- AVAILABLE RECORDS:
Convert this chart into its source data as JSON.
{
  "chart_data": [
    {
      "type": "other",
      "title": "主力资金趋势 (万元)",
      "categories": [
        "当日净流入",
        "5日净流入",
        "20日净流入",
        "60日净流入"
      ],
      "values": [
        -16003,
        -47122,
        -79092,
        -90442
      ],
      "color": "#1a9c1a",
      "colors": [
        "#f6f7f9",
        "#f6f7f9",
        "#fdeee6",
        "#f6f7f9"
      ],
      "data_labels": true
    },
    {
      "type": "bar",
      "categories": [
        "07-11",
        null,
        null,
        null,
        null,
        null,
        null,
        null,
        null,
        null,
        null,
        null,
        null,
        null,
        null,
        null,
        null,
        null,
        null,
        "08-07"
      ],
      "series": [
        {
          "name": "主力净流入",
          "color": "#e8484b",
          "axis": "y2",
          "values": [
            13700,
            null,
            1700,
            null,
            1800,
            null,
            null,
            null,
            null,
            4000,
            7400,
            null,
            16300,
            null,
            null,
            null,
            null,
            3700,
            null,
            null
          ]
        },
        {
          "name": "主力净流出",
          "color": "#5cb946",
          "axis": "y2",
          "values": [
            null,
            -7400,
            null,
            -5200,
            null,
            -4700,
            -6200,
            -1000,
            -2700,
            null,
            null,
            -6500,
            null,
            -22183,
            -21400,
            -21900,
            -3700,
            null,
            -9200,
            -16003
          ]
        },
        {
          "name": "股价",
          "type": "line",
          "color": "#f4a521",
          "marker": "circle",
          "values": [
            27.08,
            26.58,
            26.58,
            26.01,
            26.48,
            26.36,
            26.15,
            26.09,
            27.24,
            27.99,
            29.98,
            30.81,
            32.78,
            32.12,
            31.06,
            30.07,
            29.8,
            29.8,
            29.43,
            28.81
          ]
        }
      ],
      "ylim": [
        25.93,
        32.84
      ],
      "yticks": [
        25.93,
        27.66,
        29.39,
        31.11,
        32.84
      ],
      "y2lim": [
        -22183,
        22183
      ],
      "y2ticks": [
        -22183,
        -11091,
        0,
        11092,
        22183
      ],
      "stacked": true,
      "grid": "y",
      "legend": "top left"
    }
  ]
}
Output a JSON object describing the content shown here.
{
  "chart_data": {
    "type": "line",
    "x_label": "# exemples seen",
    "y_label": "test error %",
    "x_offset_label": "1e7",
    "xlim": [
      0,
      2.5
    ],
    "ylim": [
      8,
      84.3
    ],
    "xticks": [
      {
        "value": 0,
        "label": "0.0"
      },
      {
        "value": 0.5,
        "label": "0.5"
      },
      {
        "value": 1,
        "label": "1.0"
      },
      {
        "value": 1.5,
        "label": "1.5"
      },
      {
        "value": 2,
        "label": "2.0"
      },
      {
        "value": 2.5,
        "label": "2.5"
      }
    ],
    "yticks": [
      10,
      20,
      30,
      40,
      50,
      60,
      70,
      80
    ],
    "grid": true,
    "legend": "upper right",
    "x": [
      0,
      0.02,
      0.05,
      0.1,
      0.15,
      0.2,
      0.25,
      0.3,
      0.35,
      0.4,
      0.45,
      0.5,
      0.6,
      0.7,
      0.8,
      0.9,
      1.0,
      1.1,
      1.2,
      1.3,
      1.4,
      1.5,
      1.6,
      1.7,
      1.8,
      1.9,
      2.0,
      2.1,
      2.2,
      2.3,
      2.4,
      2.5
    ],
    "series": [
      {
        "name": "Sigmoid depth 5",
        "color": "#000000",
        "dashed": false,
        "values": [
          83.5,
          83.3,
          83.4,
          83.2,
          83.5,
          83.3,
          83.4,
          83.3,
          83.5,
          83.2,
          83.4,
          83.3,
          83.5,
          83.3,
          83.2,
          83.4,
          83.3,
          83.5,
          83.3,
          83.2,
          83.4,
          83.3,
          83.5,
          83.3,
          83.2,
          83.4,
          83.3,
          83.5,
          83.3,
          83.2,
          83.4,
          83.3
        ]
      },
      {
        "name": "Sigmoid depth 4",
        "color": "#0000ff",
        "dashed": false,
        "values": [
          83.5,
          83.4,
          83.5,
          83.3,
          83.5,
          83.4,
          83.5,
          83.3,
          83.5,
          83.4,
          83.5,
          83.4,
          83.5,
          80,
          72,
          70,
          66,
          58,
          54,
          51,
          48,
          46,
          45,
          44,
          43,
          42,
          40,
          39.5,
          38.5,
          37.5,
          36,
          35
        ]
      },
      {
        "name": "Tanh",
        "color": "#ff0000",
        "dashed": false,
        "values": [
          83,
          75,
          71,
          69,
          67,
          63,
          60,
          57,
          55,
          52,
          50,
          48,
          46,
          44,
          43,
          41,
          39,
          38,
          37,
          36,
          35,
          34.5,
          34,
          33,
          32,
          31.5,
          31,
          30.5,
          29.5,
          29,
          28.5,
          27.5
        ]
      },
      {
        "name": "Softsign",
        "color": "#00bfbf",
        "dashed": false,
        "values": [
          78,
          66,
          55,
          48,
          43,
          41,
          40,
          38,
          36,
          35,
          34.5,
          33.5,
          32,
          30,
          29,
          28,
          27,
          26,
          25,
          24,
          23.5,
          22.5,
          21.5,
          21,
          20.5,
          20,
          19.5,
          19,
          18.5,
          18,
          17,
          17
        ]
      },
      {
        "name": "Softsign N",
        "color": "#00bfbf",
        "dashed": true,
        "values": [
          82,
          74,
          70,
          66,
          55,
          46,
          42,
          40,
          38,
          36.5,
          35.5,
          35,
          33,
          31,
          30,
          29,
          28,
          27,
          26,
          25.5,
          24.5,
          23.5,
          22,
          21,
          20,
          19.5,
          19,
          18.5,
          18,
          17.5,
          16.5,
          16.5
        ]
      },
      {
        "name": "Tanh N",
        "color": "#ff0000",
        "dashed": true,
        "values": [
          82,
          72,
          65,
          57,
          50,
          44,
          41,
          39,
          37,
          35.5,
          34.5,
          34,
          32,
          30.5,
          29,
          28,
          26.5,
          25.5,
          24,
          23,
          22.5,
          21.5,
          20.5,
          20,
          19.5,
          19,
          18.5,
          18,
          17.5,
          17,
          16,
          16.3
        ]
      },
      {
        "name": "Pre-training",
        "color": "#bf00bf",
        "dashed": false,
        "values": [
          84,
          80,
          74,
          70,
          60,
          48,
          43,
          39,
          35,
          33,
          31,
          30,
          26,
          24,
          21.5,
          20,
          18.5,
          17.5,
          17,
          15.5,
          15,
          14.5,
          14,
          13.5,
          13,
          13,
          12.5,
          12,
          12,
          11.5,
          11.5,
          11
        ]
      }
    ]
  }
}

- TASK TO COMPLETE:
Among the lines of the material, find those that hold the word "name" and copy them.

- RESPONSE TO THE TASK:
          "name": "主力净流入",
          "name": "主力净流出",
          "name": "股价",
        "name": "Sigmoid depth 5",
        "name": "Sigmoid depth 4",
        "name": "Tanh",
        "name": "Softsign",
        "name": "Softsign N",
        "name": "Tanh N",
        "name": "Pre-training",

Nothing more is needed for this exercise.